Gather all lines in the data that hold the string "Error".

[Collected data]
+ + + +
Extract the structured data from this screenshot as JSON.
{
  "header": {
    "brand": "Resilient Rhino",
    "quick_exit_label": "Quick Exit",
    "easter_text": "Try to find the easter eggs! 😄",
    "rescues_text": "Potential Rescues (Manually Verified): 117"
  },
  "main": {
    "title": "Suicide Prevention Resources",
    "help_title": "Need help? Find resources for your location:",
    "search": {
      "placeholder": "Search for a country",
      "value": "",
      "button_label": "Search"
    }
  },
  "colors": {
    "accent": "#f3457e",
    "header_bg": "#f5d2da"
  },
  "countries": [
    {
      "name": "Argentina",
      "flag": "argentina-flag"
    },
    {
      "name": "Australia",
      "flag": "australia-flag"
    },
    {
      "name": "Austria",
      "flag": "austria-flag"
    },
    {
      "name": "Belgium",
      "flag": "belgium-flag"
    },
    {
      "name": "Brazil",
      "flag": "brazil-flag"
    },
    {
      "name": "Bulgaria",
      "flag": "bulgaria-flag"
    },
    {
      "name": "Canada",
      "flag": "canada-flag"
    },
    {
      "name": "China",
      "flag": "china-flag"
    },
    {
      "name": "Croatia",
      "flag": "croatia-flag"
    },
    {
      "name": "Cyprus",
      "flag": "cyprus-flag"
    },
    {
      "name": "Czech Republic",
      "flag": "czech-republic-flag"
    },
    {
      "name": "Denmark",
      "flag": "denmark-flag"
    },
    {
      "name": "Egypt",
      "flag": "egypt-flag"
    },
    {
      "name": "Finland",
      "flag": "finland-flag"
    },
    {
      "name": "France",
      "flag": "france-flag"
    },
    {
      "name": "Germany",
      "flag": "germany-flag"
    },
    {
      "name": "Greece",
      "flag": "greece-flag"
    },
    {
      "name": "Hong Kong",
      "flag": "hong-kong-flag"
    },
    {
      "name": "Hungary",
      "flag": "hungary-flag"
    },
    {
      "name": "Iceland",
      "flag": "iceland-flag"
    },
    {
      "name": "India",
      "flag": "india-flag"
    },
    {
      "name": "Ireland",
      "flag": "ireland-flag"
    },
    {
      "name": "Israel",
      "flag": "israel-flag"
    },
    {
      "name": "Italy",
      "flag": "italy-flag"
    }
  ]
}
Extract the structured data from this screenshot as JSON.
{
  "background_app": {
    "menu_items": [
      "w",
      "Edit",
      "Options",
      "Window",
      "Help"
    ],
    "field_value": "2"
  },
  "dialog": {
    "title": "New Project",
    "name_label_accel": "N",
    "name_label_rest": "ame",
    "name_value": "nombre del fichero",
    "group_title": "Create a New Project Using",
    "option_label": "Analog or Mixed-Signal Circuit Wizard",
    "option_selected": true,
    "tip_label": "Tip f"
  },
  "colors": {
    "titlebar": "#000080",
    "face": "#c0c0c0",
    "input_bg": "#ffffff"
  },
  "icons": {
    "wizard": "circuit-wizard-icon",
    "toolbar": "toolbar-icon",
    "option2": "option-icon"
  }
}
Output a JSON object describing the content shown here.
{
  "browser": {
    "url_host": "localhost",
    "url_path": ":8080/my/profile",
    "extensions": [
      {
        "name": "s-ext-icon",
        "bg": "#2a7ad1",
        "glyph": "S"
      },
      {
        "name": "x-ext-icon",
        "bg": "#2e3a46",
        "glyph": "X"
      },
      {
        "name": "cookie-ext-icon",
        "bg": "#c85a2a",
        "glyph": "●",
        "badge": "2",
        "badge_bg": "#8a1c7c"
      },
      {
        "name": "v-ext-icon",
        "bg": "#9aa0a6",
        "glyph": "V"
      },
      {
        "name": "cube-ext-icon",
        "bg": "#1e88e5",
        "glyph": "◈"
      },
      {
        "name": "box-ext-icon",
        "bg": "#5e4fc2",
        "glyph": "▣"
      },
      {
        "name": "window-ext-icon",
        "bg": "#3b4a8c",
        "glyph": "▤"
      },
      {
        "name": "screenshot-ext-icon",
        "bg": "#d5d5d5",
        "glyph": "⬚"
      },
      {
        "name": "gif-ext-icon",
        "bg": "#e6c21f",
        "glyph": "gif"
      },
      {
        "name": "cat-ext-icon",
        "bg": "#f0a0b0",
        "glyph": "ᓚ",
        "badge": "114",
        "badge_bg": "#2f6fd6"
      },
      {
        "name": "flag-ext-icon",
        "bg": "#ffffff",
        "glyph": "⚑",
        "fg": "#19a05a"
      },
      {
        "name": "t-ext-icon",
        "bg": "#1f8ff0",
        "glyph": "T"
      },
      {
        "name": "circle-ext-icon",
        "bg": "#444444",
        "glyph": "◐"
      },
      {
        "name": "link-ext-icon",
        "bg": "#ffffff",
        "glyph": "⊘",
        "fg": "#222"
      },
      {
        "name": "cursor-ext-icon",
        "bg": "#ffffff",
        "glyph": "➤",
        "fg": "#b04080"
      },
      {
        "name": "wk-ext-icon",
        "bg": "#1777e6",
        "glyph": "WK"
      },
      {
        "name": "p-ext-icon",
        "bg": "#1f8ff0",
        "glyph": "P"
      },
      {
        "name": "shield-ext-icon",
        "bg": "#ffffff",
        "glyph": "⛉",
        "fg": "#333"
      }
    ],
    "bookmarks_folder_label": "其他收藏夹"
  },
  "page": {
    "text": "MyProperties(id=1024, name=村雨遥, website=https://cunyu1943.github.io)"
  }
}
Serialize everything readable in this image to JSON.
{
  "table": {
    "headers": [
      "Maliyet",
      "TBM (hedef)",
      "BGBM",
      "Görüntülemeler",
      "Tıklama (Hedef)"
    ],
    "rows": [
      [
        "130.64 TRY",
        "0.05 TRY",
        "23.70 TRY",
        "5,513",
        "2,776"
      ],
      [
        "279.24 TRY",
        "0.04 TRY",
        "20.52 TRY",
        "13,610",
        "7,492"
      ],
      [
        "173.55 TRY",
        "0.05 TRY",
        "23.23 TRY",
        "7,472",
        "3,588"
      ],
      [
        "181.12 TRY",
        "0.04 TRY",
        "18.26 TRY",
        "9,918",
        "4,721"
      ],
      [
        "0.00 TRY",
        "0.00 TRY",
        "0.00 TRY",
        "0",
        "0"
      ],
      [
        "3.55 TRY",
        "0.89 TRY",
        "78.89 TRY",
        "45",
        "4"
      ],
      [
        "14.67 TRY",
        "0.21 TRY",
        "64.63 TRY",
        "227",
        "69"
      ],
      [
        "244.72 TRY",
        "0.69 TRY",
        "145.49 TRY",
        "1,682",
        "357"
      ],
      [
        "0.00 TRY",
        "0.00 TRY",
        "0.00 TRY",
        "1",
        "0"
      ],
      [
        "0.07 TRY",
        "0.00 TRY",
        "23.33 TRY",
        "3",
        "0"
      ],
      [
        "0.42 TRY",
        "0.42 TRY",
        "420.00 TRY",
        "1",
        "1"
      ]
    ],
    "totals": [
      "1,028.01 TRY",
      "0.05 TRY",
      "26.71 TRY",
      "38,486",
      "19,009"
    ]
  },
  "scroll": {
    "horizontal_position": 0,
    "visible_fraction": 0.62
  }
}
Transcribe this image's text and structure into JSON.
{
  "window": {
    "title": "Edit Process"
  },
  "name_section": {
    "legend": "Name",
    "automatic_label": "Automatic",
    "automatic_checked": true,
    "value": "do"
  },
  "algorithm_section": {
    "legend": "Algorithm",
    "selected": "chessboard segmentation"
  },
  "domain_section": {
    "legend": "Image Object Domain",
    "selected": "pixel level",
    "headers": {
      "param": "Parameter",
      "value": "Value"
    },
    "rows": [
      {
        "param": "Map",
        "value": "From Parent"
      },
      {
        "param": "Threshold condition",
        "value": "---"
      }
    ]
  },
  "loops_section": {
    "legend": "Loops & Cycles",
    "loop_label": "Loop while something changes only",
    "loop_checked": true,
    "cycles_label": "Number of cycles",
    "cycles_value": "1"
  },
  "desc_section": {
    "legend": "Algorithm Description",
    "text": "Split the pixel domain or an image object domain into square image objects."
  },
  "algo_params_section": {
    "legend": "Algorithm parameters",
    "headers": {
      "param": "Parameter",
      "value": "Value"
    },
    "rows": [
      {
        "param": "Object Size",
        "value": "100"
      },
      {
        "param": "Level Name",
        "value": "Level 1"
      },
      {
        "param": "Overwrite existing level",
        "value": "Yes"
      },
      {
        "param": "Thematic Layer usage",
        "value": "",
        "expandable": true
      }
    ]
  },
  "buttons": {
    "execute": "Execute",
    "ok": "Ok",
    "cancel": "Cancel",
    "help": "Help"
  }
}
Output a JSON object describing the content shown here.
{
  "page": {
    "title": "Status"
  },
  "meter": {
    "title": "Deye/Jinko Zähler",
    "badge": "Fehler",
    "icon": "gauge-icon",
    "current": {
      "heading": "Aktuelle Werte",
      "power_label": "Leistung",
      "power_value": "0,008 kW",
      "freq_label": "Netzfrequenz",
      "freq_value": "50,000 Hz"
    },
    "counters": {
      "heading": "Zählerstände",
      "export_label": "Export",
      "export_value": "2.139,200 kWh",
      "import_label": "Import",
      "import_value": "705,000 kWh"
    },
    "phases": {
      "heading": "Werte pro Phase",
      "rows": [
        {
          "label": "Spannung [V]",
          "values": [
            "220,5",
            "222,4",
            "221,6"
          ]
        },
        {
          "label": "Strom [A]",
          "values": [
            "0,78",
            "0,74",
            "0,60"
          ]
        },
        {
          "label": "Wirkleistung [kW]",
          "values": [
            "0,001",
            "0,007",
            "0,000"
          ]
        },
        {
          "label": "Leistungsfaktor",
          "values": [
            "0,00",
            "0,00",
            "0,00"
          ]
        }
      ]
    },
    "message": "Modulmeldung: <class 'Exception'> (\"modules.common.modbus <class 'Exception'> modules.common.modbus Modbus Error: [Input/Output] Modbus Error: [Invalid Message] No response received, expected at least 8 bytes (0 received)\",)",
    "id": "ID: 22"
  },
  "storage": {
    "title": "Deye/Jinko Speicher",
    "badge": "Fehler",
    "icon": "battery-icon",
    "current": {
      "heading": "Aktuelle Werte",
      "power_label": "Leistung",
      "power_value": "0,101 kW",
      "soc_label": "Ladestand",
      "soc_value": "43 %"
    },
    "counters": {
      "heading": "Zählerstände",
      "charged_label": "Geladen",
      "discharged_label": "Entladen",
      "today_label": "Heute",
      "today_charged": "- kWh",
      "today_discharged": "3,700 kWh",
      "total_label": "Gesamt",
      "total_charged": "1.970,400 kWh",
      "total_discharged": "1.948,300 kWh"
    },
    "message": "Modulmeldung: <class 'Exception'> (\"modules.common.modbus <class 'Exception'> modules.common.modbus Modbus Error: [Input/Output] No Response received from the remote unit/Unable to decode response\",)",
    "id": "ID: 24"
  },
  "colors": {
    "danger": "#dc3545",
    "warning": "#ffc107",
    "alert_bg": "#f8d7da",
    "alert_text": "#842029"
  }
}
+ + + +
:: TASK RESPONSE ::
    "message": "Modulmeldung: <class 'Exception'> (\"modules.common.modbus <class 'Exception'> modules.common.modbus Modbus Error: [Input/Output] Modbus Error: [Invalid Message] No response received, expected at least 8 bytes (0 received)\",)",
    "message": "Modulmeldung: <class 'Exception'> (\"modules.common.modbus <class 'Exception'> modules.common.modbus Modbus Error: [Input/Output] No Response received from the remote unit/Unable to decode response\",)",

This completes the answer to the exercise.